▼▼▼

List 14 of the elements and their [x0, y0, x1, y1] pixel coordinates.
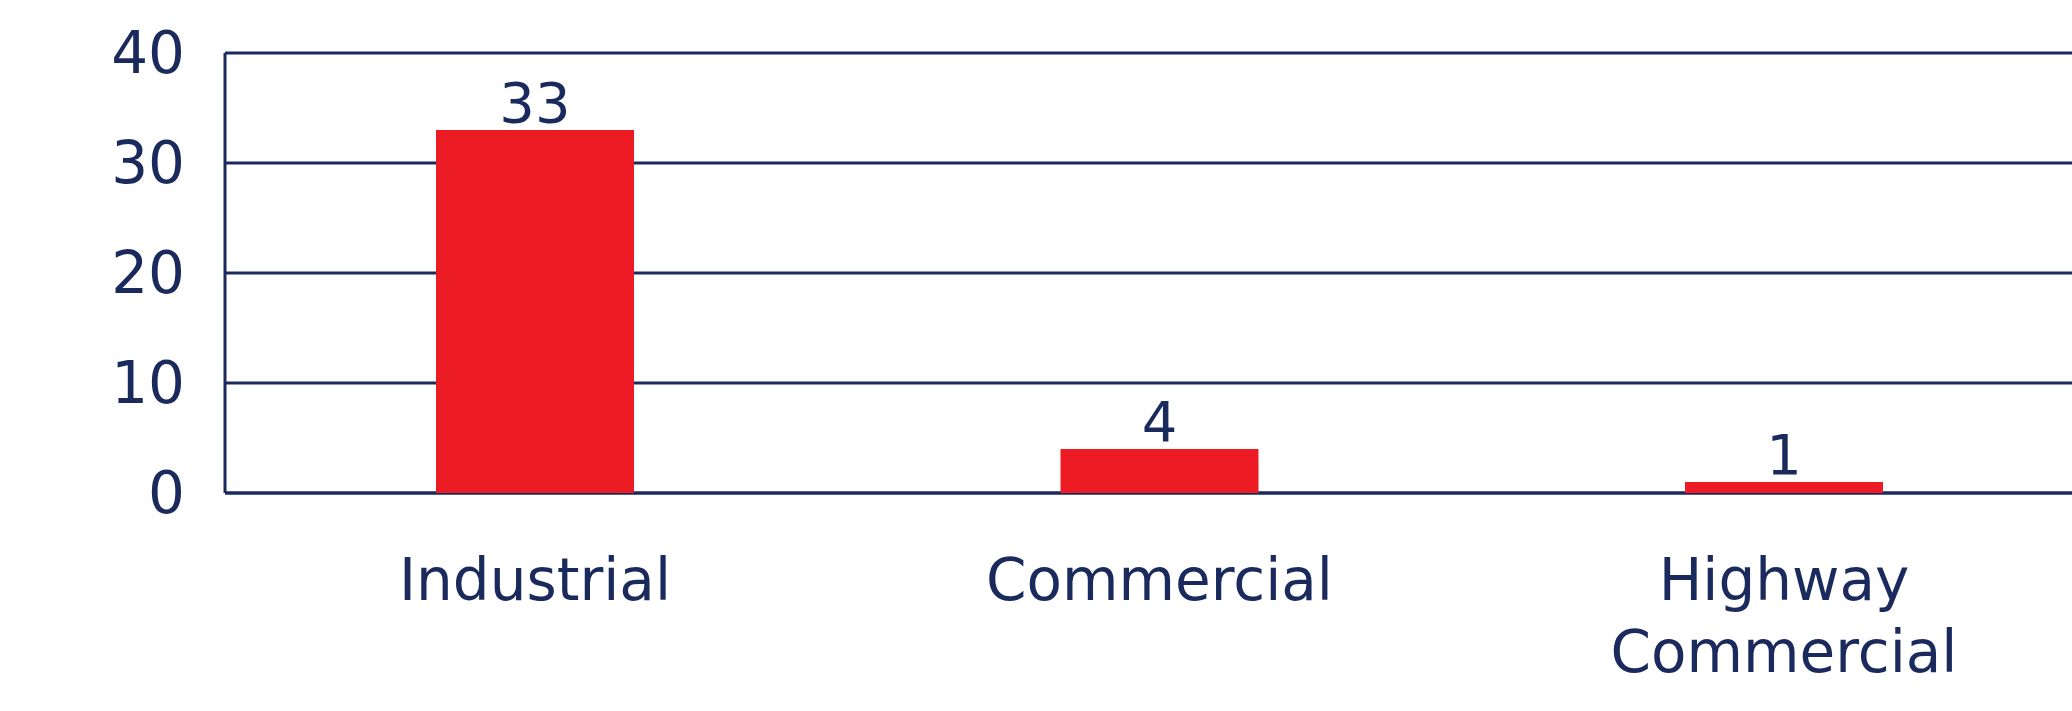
- data-label: 4: [1141, 389, 1178, 454]
- x-tick-label: Commercial: [986, 546, 1333, 614]
- bar: [1685, 482, 1883, 493]
- y-tick-label: 0: [148, 459, 185, 527]
- bar: [436, 130, 634, 493]
- bar: [1060, 449, 1259, 493]
- x-tick-label: Industrial: [398, 546, 672, 614]
- y-tick-label: 40: [111, 19, 185, 87]
- y-tick-label: 30: [111, 129, 185, 197]
- x-tick-label: Highway Commercial: [1610, 546, 1958, 686]
- data-label: 1: [1766, 422, 1802, 487]
- y-tick-label: 10: [111, 349, 185, 417]
- y-tick-label: 20: [111, 239, 185, 307]
- data-label: 33: [499, 70, 571, 135]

▲▲▲

• **Set task**
Copy the records from the line with "- data-label: 4: [1141, 389, 1178, 454]" up to and including the line with "- data-label: 1: [1766, 422, 1802, 487]", substituting "column" for every "bar" and leaving everything else unchanged.

• **Written reply**
- data-label: 4: [1141, 389, 1178, 454]
- x-tick-label: Commercial: [986, 546, 1333, 614]
- column: [1685, 482, 1883, 493]
- y-tick-label: 0: [148, 459, 185, 527]
- column: [436, 130, 634, 493]
- column: [1060, 449, 1259, 493]
- x-tick-label: Industrial: [398, 546, 672, 614]
- y-tick-label: 40: [111, 19, 185, 87]
- y-tick-label: 30: [111, 129, 185, 197]
- x-tick-label: Highway Commercial: [1610, 546, 1958, 686]
- data-label: 1: [1766, 422, 1802, 487]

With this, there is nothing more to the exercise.